Dataset rows about figures:
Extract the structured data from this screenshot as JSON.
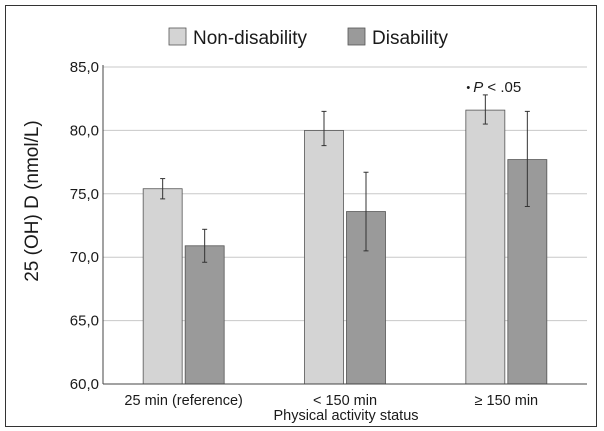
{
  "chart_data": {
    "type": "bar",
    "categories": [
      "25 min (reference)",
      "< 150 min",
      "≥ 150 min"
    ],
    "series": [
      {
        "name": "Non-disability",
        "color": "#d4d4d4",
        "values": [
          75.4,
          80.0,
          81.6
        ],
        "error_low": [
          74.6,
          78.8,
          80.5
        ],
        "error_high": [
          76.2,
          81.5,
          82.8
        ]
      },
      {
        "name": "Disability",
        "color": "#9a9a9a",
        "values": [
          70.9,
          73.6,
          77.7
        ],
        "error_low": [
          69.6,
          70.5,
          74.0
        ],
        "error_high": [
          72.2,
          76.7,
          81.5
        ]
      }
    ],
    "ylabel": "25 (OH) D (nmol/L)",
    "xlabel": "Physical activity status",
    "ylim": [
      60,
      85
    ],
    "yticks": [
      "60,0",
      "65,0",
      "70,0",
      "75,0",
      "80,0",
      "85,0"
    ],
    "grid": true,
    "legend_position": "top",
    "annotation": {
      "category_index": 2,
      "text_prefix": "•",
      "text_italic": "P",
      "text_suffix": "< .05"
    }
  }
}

The request.
The pictures should not be reproduced; quote all of the other material exactly.

Task result.
Extract the structured data from this screenshot as JSON.
{
  "chart_data": {
    "type": "bar",
    "categories": [
      "25 min (reference)",
      "< 150 min",
      "≥ 150 min"
    ],
    "series": [
      {
        "name": "Non-disability",
        "color": "#d4d4d4",
        "values": [
          75.4,
          80.0,
          81.6
        ],
        "error_low": [
          74.6,
          78.8,
          80.5
        ],
        "error_high": [
          76.2,
          81.5,
          82.8
        ]
      },
      {
        "name": "Disability",
        "color": "#9a9a9a",
        "values": [
          70.9,
          73.6,
          77.7
        ],
        "error_low": [
          69.6,
          70.5,
          74.0
        ],
        "error_high": [
          72.2,
          76.7,
          81.5
        ]
      }
    ],
    "ylabel": "25 (OH) D (nmol/L)",
    "xlabel": "Physical activity status",
    "ylim": [
      60,
      85
    ],
    "yticks": [
      "60,0",
      "65,0",
      "70,0",
      "75,0",
      "80,0",
      "85,0"
    ],
    "grid": true,
    "legend_position": "top",
    "annotation": {
      "category_index": 2,
      "text_prefix": "•",
      "text_italic": "P",
      "text_suffix": "< .05"
    }
  }
}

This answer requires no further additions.